BEGIN RECORDS TO USE
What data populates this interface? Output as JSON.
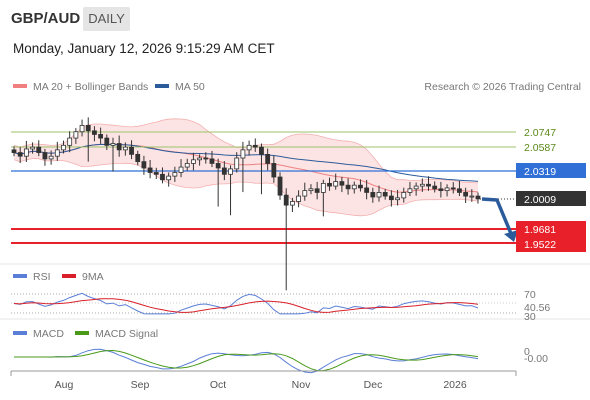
{
  "header": {
    "pair": "GBP/AUD",
    "timeframe": "DAILY",
    "datetime": "Monday, January 12, 2026 9:15:29 AM CET"
  },
  "legend": {
    "ma20": "MA 20 + Bollinger Bands",
    "ma50": "MA 50",
    "copyright": "Research © 2026 Trading Central",
    "ma20_color": "#f08080",
    "ma50_color": "#2c5b9b"
  },
  "levels": {
    "r2": "2.0747",
    "r1": "2.0587",
    "pivot": "2.0319",
    "last": "2.0009",
    "s1": "1.9681",
    "s2": "1.9522",
    "pivot_color": "#2f6fd6",
    "support_color": "#e8202a",
    "resistance_color": "#8ab34a"
  },
  "rsi": {
    "label": "RSI",
    "ma_label": "9MA",
    "level_70": "70",
    "value": "40.56",
    "level_30": "30",
    "rsi_color": "#5b7fd6",
    "ma_color": "#d9202a"
  },
  "macd": {
    "label": "MACD",
    "signal_label": "MACD Signal",
    "zero_label": "0",
    "value": "-0.00",
    "macd_color": "#5b7fd6",
    "signal_color": "#4a9a1a"
  },
  "xaxis": {
    "months": [
      "Aug",
      "Sep",
      "Oct",
      "Nov",
      "Dec",
      "2026"
    ]
  },
  "chart_data": {
    "type": "candlestick",
    "instrument": "GBP/AUD",
    "timeframe": "Daily",
    "overlays": [
      "MA 20 + Bollinger Bands",
      "MA 50"
    ],
    "price_range": [
      1.94,
      2.1
    ],
    "horizontal_levels": [
      {
        "label": "2.0747",
        "value": 2.0747,
        "kind": "resistance"
      },
      {
        "label": "2.0587",
        "value": 2.0587,
        "kind": "resistance"
      },
      {
        "label": "2.0319",
        "value": 2.0319,
        "kind": "pivot"
      },
      {
        "label": "2.0009",
        "value": 2.0009,
        "kind": "last price"
      },
      {
        "label": "1.9681",
        "value": 1.9681,
        "kind": "support"
      },
      {
        "label": "1.9522",
        "value": 1.9522,
        "kind": "support"
      }
    ],
    "close_series": [
      2.052,
      2.048,
      2.056,
      2.058,
      2.052,
      2.045,
      2.048,
      2.055,
      2.06,
      2.068,
      2.075,
      2.082,
      2.076,
      2.072,
      2.068,
      2.06,
      2.062,
      2.055,
      2.058,
      2.05,
      2.042,
      2.035,
      2.03,
      2.028,
      2.022,
      2.026,
      2.03,
      2.036,
      2.04,
      2.044,
      2.046,
      2.045,
      2.04,
      2.035,
      2.028,
      2.034,
      2.046,
      2.055,
      2.06,
      2.058,
      2.05,
      2.04,
      2.025,
      2.005,
      1.994,
      1.998,
      2.004,
      2.01,
      2.012,
      2.008,
      2.018,
      2.015,
      2.02,
      2.016,
      2.012,
      2.016,
      2.013,
      2.008,
      2.003,
      2.008,
      2.004,
      2.0,
      2.002,
      2.008,
      2.012,
      2.015,
      2.017,
      2.015,
      2.012,
      2.01,
      2.013,
      2.012,
      2.008,
      2.004,
      2.004,
      2.0009
    ],
    "rsi": {
      "value": 40.56,
      "levels": [
        70,
        30
      ],
      "ma_period": 9
    },
    "macd": {
      "value": -0.0
    }
  }
}
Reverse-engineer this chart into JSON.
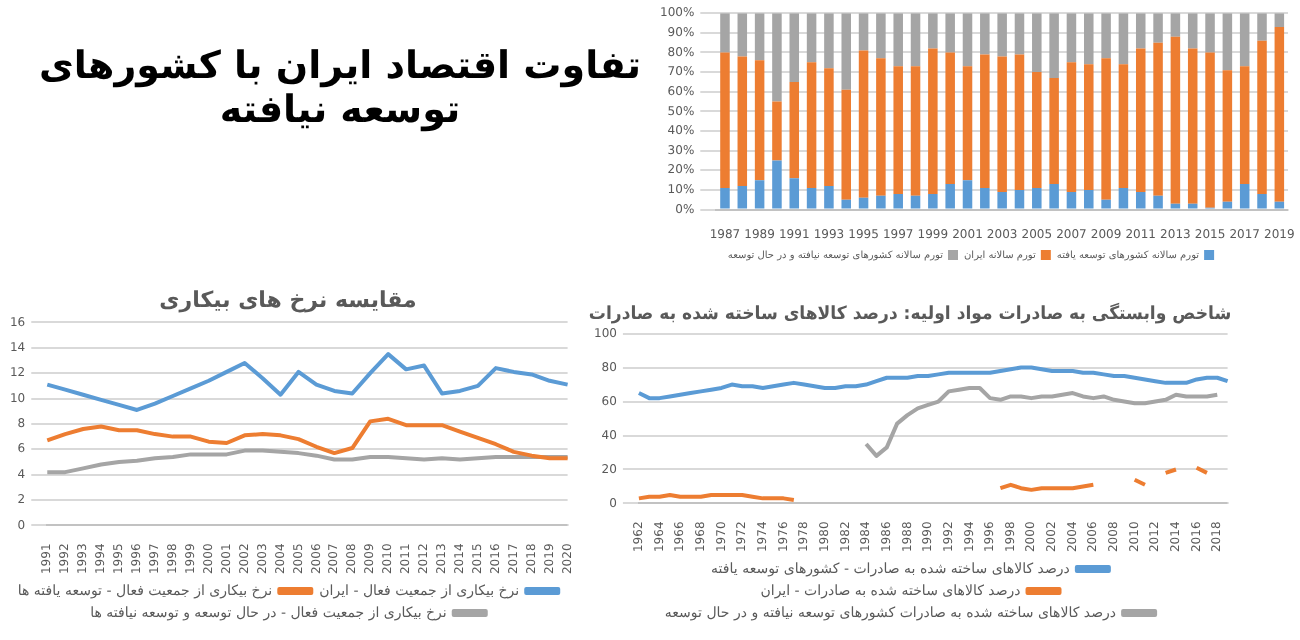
{
  "chart_data": [
    {
      "type": "bar",
      "title": "تفاوت اقتصاد ایران با کشورهای توسعه نیافته",
      "stacked": true,
      "grid": "y",
      "legend": "bottom",
      "categories": [
        "1987",
        null,
        "1989",
        null,
        "1991",
        null,
        "1993",
        null,
        "1995",
        null,
        "1997",
        null,
        "1999",
        null,
        "2001",
        null,
        "2003",
        null,
        "2005",
        null,
        "2007",
        null,
        "2009",
        null,
        "2011",
        null,
        "2013",
        null,
        "2015",
        null,
        "2017",
        null,
        "2019"
      ],
      "ylim": [
        0,
        100
      ],
      "yticks": [
        {
          "value": 0,
          "label": "0%"
        },
        {
          "value": 10,
          "label": "10%"
        },
        {
          "value": 20,
          "label": "20%"
        },
        {
          "value": 30,
          "label": "30%"
        },
        {
          "value": 40,
          "label": "40%"
        },
        {
          "value": 50,
          "label": "50%"
        },
        {
          "value": 60,
          "label": "60%"
        },
        {
          "value": 70,
          "label": "70%"
        },
        {
          "value": 80,
          "label": "80%"
        },
        {
          "value": 90,
          "label": "90%"
        },
        {
          "value": 100,
          "label": "100%"
        }
      ],
      "series": [
        {
          "name": "تورم سالانه کشورهای توسعه یافته",
          "color": "#5b9bd5",
          "values": [
            11,
            12,
            15,
            25,
            16,
            11,
            12,
            5,
            6,
            7,
            8,
            7,
            8,
            13,
            15,
            11,
            9,
            10,
            11,
            13,
            9,
            10,
            5,
            11,
            9,
            7,
            3,
            3,
            1,
            4,
            13,
            8,
            4
          ]
        },
        {
          "name": "تورم سالانه ایران",
          "color": "#ed7d31",
          "values": [
            69,
            66,
            61,
            30,
            49,
            64,
            60,
            56,
            75,
            70,
            65,
            66,
            74,
            67,
            58,
            68,
            69,
            69,
            59,
            54,
            66,
            64,
            72,
            63,
            73,
            78,
            85,
            79,
            79,
            67,
            60,
            78,
            89
          ]
        },
        {
          "name": "تورم سالانه کشورهای توسعه نیافته و در حال توسعه",
          "color": "#a5a5a5",
          "values": [
            20,
            22,
            24,
            45,
            35,
            25,
            28,
            39,
            19,
            23,
            27,
            27,
            18,
            20,
            27,
            21,
            22,
            21,
            30,
            33,
            25,
            26,
            23,
            26,
            18,
            15,
            12,
            18,
            20,
            29,
            27,
            14,
            7
          ]
        }
      ]
    },
    {
      "type": "line",
      "title": "مقایسه نرخ های بیکاری",
      "grid": "y",
      "legend": "bottom",
      "marker": "none",
      "categories": [
        "1991",
        "1992",
        "1993",
        "1994",
        "1995",
        "1996",
        "1997",
        "1998",
        "1999",
        "2000",
        "2001",
        "2002",
        "2003",
        "2004",
        "2005",
        "2006",
        "2007",
        "2008",
        "2009",
        "2010",
        "2011",
        "2012",
        "2013",
        "2014",
        "2015",
        "2016",
        "2017",
        "2018",
        "2019",
        "2020"
      ],
      "ylim": [
        0,
        16
      ],
      "yticks": [
        0,
        2,
        4,
        6,
        8,
        10,
        12,
        14,
        16
      ],
      "series": [
        {
          "name": "نرخ بیکاری از جمعیت فعال - ایران",
          "color": "#5b9bd5",
          "values": [
            11.1,
            10.7,
            10.3,
            9.9,
            9.5,
            9.1,
            9.6,
            10.2,
            10.8,
            11.4,
            12.1,
            12.8,
            11.6,
            10.3,
            12.1,
            11.1,
            10.6,
            10.4,
            12.0,
            13.5,
            12.3,
            12.6,
            10.4,
            10.6,
            11.0,
            12.4,
            12.1,
            11.9,
            11.4,
            11.1
          ]
        },
        {
          "name": "نرخ بیکاری از جمعیت فعال - توسعه یافته ها",
          "color": "#ed7d31",
          "values": [
            6.7,
            7.2,
            7.6,
            7.8,
            7.5,
            7.5,
            7.2,
            7.0,
            7.0,
            6.6,
            6.5,
            7.1,
            7.2,
            7.1,
            6.8,
            6.2,
            5.7,
            6.1,
            8.2,
            8.4,
            7.9,
            7.9,
            7.9,
            7.4,
            6.9,
            6.4,
            5.8,
            5.5,
            5.3,
            5.3
          ]
        },
        {
          "name": "نرخ بیکاری از جمعیت فعال - در حال توسعه و توسعه نیافته ها",
          "color": "#a5a5a5",
          "values": [
            4.2,
            4.2,
            4.5,
            4.8,
            5.0,
            5.1,
            5.3,
            5.4,
            5.6,
            5.6,
            5.6,
            5.9,
            5.9,
            5.8,
            5.7,
            5.5,
            5.2,
            5.2,
            5.4,
            5.4,
            5.3,
            5.2,
            5.3,
            5.2,
            5.3,
            5.4,
            5.4,
            5.4,
            5.4,
            5.4
          ]
        }
      ]
    },
    {
      "type": "line",
      "title": "شاخص وابستگی به صادرات مواد اولیه: درصد کالاهای ساخته شده به صادرات",
      "grid": "y",
      "legend": "bottom",
      "marker": "none",
      "categories": [
        "1962",
        null,
        "1964",
        null,
        "1966",
        null,
        "1968",
        null,
        "1970",
        null,
        "1972",
        null,
        "1974",
        null,
        "1976",
        null,
        "1978",
        null,
        "1980",
        null,
        "1982",
        null,
        "1984",
        null,
        "1986",
        null,
        "1988",
        null,
        "1990",
        null,
        "1992",
        null,
        "1994",
        null,
        "1996",
        null,
        "1998",
        null,
        "2000",
        null,
        "2002",
        null,
        "2004",
        null,
        "2006",
        null,
        "2008",
        null,
        "2010",
        null,
        "2012",
        null,
        "2014",
        null,
        "2016",
        null,
        "2018",
        null
      ],
      "ylim": [
        0,
        100
      ],
      "yticks": [
        0,
        20,
        40,
        60,
        80,
        100
      ],
      "series": [
        {
          "name": "درصد کالاهای ساخته شده به صادرات - کشورهای توسعه یافته",
          "color": "#5b9bd5",
          "values": [
            65,
            62,
            62,
            63,
            64,
            65,
            66,
            67,
            68,
            70,
            69,
            69,
            68,
            69,
            70,
            71,
            70,
            69,
            68,
            68,
            69,
            69,
            70,
            72,
            74,
            74,
            74,
            75,
            75,
            76,
            77,
            77,
            77,
            77,
            77,
            78,
            79,
            80,
            80,
            79,
            78,
            78,
            78,
            77,
            77,
            76,
            75,
            75,
            74,
            73,
            72,
            71,
            71,
            71,
            73,
            74,
            74,
            72
          ]
        },
        {
          "name": "درصد کالاهای ساخته شده به صادرات - ایران",
          "color": "#ed7d31",
          "values": [
            3,
            4,
            4,
            5,
            4,
            4,
            4,
            5,
            5,
            5,
            5,
            4,
            3,
            3,
            3,
            2,
            null,
            null,
            null,
            null,
            null,
            null,
            null,
            null,
            null,
            null,
            null,
            null,
            null,
            null,
            null,
            null,
            null,
            null,
            null,
            9,
            11,
            9,
            8,
            9,
            9,
            9,
            9,
            10,
            11,
            null,
            null,
            null,
            14,
            11,
            null,
            18,
            20,
            null,
            21,
            18,
            null,
            null
          ]
        },
        {
          "name": "درصد کالاهای ساخته شده به صادرات کشورهای توسعه نیافته و در حال توسعه",
          "color": "#a5a5a5",
          "values": [
            null,
            null,
            null,
            null,
            null,
            null,
            null,
            null,
            null,
            null,
            null,
            null,
            null,
            null,
            null,
            null,
            null,
            null,
            null,
            null,
            null,
            null,
            35,
            28,
            33,
            47,
            52,
            56,
            58,
            60,
            66,
            67,
            68,
            68,
            62,
            61,
            63,
            63,
            62,
            63,
            63,
            64,
            65,
            63,
            62,
            63,
            61,
            60,
            59,
            59,
            60,
            61,
            64,
            63,
            63,
            63,
            64,
            null
          ]
        }
      ]
    }
  ]
}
END RECORDS TO USE
● YOUR INSTRUCTIONS:
Find how many lines in the material hold the word "JSON" and state that number alone.

● SOLUTION TO THE PROBLEM:
2